> [EXERCISE]: Your task is to repeat the listing exactly.
>> start RECORDS FOR THE EXERCISE
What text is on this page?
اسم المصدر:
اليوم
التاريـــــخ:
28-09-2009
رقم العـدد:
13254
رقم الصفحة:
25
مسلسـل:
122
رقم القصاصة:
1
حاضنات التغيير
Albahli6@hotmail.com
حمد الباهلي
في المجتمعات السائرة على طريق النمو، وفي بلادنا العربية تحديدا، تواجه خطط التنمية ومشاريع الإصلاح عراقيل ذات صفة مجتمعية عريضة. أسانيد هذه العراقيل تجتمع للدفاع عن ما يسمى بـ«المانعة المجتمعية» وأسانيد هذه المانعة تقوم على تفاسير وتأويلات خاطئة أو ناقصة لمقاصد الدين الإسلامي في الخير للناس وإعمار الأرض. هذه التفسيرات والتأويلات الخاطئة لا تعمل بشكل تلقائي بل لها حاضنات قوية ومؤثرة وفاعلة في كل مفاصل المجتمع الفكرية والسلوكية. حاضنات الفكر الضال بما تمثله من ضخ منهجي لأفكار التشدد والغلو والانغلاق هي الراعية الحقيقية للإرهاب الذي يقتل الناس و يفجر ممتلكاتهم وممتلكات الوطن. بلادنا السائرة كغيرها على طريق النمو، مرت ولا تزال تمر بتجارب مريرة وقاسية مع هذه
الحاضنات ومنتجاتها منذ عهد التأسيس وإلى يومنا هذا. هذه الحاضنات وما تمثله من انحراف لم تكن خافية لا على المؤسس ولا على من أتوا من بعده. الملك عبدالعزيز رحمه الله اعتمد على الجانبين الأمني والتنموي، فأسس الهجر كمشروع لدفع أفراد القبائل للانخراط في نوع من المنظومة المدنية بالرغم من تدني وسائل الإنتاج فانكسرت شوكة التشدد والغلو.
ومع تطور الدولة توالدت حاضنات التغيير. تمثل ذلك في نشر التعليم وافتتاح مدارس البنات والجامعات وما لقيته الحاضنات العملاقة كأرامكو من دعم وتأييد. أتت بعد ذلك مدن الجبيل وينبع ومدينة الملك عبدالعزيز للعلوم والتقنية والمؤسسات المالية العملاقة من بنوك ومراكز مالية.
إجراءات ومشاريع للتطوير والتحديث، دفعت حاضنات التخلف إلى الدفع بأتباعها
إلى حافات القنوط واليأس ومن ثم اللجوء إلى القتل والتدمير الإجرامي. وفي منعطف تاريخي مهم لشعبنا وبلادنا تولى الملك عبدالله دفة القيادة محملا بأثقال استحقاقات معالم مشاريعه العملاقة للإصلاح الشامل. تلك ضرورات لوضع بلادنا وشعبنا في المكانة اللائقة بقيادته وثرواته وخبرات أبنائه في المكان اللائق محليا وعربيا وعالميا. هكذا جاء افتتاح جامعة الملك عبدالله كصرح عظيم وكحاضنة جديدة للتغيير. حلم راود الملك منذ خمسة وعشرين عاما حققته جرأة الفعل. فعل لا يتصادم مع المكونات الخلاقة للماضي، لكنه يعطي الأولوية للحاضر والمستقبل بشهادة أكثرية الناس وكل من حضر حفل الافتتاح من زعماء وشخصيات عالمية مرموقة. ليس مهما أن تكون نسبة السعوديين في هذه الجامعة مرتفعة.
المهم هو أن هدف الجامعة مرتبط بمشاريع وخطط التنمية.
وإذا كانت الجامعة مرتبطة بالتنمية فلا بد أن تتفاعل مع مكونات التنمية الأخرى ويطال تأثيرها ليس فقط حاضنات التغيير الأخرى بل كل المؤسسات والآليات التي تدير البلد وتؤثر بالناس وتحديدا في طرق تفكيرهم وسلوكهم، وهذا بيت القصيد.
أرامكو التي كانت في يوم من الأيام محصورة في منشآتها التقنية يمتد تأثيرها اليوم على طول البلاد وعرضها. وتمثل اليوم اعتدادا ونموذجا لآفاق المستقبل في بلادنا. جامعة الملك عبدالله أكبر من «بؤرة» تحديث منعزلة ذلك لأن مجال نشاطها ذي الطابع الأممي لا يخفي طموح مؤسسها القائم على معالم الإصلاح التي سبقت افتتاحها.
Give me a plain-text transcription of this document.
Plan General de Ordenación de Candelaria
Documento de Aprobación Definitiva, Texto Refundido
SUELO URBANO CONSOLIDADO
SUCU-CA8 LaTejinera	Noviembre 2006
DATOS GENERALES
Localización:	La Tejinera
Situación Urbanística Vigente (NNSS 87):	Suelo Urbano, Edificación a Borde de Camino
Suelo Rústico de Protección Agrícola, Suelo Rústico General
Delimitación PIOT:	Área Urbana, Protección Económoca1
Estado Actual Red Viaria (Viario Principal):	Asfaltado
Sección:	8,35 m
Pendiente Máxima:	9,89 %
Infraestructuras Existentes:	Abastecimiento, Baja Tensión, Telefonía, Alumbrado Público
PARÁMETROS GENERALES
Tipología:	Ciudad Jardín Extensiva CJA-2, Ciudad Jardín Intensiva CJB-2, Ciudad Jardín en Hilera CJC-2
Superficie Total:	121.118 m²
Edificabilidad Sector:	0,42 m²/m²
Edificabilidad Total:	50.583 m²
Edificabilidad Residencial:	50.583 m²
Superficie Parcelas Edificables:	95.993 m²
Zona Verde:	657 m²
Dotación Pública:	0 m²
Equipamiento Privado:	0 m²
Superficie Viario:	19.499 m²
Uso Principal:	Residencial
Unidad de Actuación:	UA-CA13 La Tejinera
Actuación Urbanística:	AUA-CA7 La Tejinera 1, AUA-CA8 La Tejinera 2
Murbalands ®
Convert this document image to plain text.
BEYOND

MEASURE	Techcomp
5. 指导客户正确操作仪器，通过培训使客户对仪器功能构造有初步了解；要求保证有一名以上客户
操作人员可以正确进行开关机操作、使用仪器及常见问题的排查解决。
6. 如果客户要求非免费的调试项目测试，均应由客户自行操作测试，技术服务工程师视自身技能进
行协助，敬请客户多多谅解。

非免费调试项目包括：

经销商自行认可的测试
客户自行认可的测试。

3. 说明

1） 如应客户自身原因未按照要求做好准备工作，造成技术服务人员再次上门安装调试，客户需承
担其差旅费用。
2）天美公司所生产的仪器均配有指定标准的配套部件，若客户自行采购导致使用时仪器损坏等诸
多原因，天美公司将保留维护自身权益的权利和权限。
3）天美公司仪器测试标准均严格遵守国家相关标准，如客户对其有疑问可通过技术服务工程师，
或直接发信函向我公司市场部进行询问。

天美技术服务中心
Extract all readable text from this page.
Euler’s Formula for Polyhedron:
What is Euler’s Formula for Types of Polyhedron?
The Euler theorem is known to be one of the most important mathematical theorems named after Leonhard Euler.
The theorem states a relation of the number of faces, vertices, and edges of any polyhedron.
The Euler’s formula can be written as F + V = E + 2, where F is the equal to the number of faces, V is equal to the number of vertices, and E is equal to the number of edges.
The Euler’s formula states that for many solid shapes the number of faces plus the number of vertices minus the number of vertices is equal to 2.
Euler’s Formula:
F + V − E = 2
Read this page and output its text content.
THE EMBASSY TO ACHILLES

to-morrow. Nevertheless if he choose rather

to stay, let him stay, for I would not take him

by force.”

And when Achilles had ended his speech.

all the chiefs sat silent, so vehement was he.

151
>> end RECORDS FOR THE EXERCISE
> [COMPLETED EXERCISE]:
What text is on this page?
اسم المصدر:
اليوم
التاريـــــخ:
28-09-2009
رقم العـدد:
13254
رقم الصفحة:
25
مسلسـل:
122
رقم القصاصة:
1
حاضنات التغيير
Albahli6@hotmail.com
حمد الباهلي
في المجتمعات السائرة على طريق النمو، وفي بلادنا العربية تحديدا، تواجه خطط التنمية ومشاريع الإصلاح عراقيل ذات صفة مجتمعية عريضة. أسانيد هذه العراقيل تجتمع للدفاع عن ما يسمى بـ«المانعة المجتمعية» وأسانيد هذه المانعة تقوم على تفاسير وتأويلات خاطئة أو ناقصة لمقاصد الدين الإسلامي في الخير للناس وإعمار الأرض. هذه التفسيرات والتأويلات الخاطئة لا تعمل بشكل تلقائي بل لها حاضنات قوية ومؤثرة وفاعلة في كل مفاصل المجتمع الفكرية والسلوكية. حاضنات الفكر الضال بما تمثله من ضخ منهجي لأفكار التشدد والغلو والانغلاق هي الراعية الحقيقية للإرهاب الذي يقتل الناس و يفجر ممتلكاتهم وممتلكات الوطن. بلادنا السائرة كغيرها على طريق النمو، مرت ولا تزال تمر بتجارب مريرة وقاسية مع هذه
الحاضنات ومنتجاتها منذ عهد التأسيس وإلى يومنا هذا. هذه الحاضنات وما تمثله من انحراف لم تكن خافية لا على المؤسس ولا على من أتوا من بعده. الملك عبدالعزيز رحمه الله اعتمد على الجانبين الأمني والتنموي، فأسس الهجر كمشروع لدفع أفراد القبائل للانخراط في نوع من المنظومة المدنية بالرغم من تدني وسائل الإنتاج فانكسرت شوكة التشدد والغلو.
ومع تطور الدولة توالدت حاضنات التغيير. تمثل ذلك في نشر التعليم وافتتاح مدارس البنات والجامعات وما لقيته الحاضنات العملاقة كأرامكو من دعم وتأييد. أتت بعد ذلك مدن الجبيل وينبع ومدينة الملك عبدالعزيز للعلوم والتقنية والمؤسسات المالية العملاقة من بنوك ومراكز مالية.
إجراءات ومشاريع للتطوير والتحديث، دفعت حاضنات التخلف إلى الدفع بأتباعها
إلى حافات القنوط واليأس ومن ثم اللجوء إلى القتل والتدمير الإجرامي. وفي منعطف تاريخي مهم لشعبنا وبلادنا تولى الملك عبدالله دفة القيادة محملا بأثقال استحقاقات معالم مشاريعه العملاقة للإصلاح الشامل. تلك ضرورات لوضع بلادنا وشعبنا في المكانة اللائقة بقيادته وثرواته وخبرات أبنائه في المكان اللائق محليا وعربيا وعالميا. هكذا جاء افتتاح جامعة الملك عبدالله كصرح عظيم وكحاضنة جديدة للتغيير. حلم راود الملك منذ خمسة وعشرين عاما حققته جرأة الفعل. فعل لا يتصادم مع المكونات الخلاقة للماضي، لكنه يعطي الأولوية للحاضر والمستقبل بشهادة أكثرية الناس وكل من حضر حفل الافتتاح من زعماء وشخصيات عالمية مرموقة. ليس مهما أن تكون نسبة السعوديين في هذه الجامعة مرتفعة.
المهم هو أن هدف الجامعة مرتبط بمشاريع وخطط التنمية.
وإذا كانت الجامعة مرتبطة بالتنمية فلا بد أن تتفاعل مع مكونات التنمية الأخرى ويطال تأثيرها ليس فقط حاضنات التغيير الأخرى بل كل المؤسسات والآليات التي تدير البلد وتؤثر بالناس وتحديدا في طرق تفكيرهم وسلوكهم، وهذا بيت القصيد.
أرامكو التي كانت في يوم من الأيام محصورة في منشآتها التقنية يمتد تأثيرها اليوم على طول البلاد وعرضها. وتمثل اليوم اعتدادا ونموذجا لآفاق المستقبل في بلادنا. جامعة الملك عبدالله أكبر من «بؤرة» تحديث منعزلة ذلك لأن مجال نشاطها ذي الطابع الأممي لا يخفي طموح مؤسسها القائم على معالم الإصلاح التي سبقت افتتاحها.
Give me a plain-text transcription of this document.
Plan General de Ordenación de Candelaria
Documento de Aprobación Definitiva, Texto Refundido
SUELO URBANO CONSOLIDADO
SUCU-CA8 LaTejinera	Noviembre 2006
DATOS GENERALES
Localización:	La Tejinera
Situación Urbanística Vigente (NNSS 87):	Suelo Urbano, Edificación a Borde de Camino
Suelo Rústico de Protección Agrícola, Suelo Rústico General
Delimitación PIOT:	Área Urbana, Protección Económoca1
Estado Actual Red Viaria (Viario Principal):	Asfaltado
Sección:	8,35 m
Pendiente Máxima:	9,89 %
Infraestructuras Existentes:	Abastecimiento, Baja Tensión, Telefonía, Alumbrado Público
PARÁMETROS GENERALES
Tipología:	Ciudad Jardín Extensiva CJA-2, Ciudad Jardín Intensiva CJB-2, Ciudad Jardín en Hilera CJC-2
Superficie Total:	121.118 m²
Edificabilidad Sector:	0,42 m²/m²
Edificabilidad Total:	50.583 m²
Edificabilidad Residencial:	50.583 m²
Superficie Parcelas Edificables:	95.993 m²
Zona Verde:	657 m²
Dotación Pública:	0 m²
Equipamiento Privado:	0 m²
Superficie Viario:	19.499 m²
Uso Principal:	Residencial
Unidad de Actuación:	UA-CA13 La Tejinera
Actuación Urbanística:	AUA-CA7 La Tejinera 1, AUA-CA8 La Tejinera 2
Murbalands ®
Convert this document image to plain text.
BEYOND

MEASURE	Techcomp
5. 指导客户正确操作仪器，通过培训使客户对仪器功能构造有初步了解；要求保证有一名以上客户
操作人员可以正确进行开关机操作、使用仪器及常见问题的排查解决。
6. 如果客户要求非免费的调试项目测试，均应由客户自行操作测试，技术服务工程师视自身技能进
行协助，敬请客户多多谅解。

非免费调试项目包括：

经销商自行认可的测试
客户自行认可的测试。

3. 说明

1） 如应客户自身原因未按照要求做好准备工作，造成技术服务人员再次上门安装调试，客户需承
担其差旅费用。
2）天美公司所生产的仪器均配有指定标准的配套部件，若客户自行采购导致使用时仪器损坏等诸
多原因，天美公司将保留维护自身权益的权利和权限。
3）天美公司仪器测试标准均严格遵守国家相关标准，如客户对其有疑问可通过技术服务工程师，
或直接发信函向我公司市场部进行询问。

天美技术服务中心
Extract all readable text from this page.
Euler’s Formula for Polyhedron:
What is Euler’s Formula for Types of Polyhedron?
The Euler theorem is known to be one of the most important mathematical theorems named after Leonhard Euler.
The theorem states a relation of the number of faces, vertices, and edges of any polyhedron.
The Euler’s formula can be written as F + V = E + 2, where F is the equal to the number of faces, V is equal to the number of vertices, and E is equal to the number of edges.
The Euler’s formula states that for many solid shapes the number of faces plus the number of vertices minus the number of vertices is equal to 2.
Euler’s Formula:
F + V − E = 2
Read this page and output its text content.
THE EMBASSY TO ACHILLES

to-morrow. Nevertheless if he choose rather

to stay, let him stay, for I would not take him

by force.”

And when Achilles had ended his speech.

all the chiefs sat silent, so vehement was he.

151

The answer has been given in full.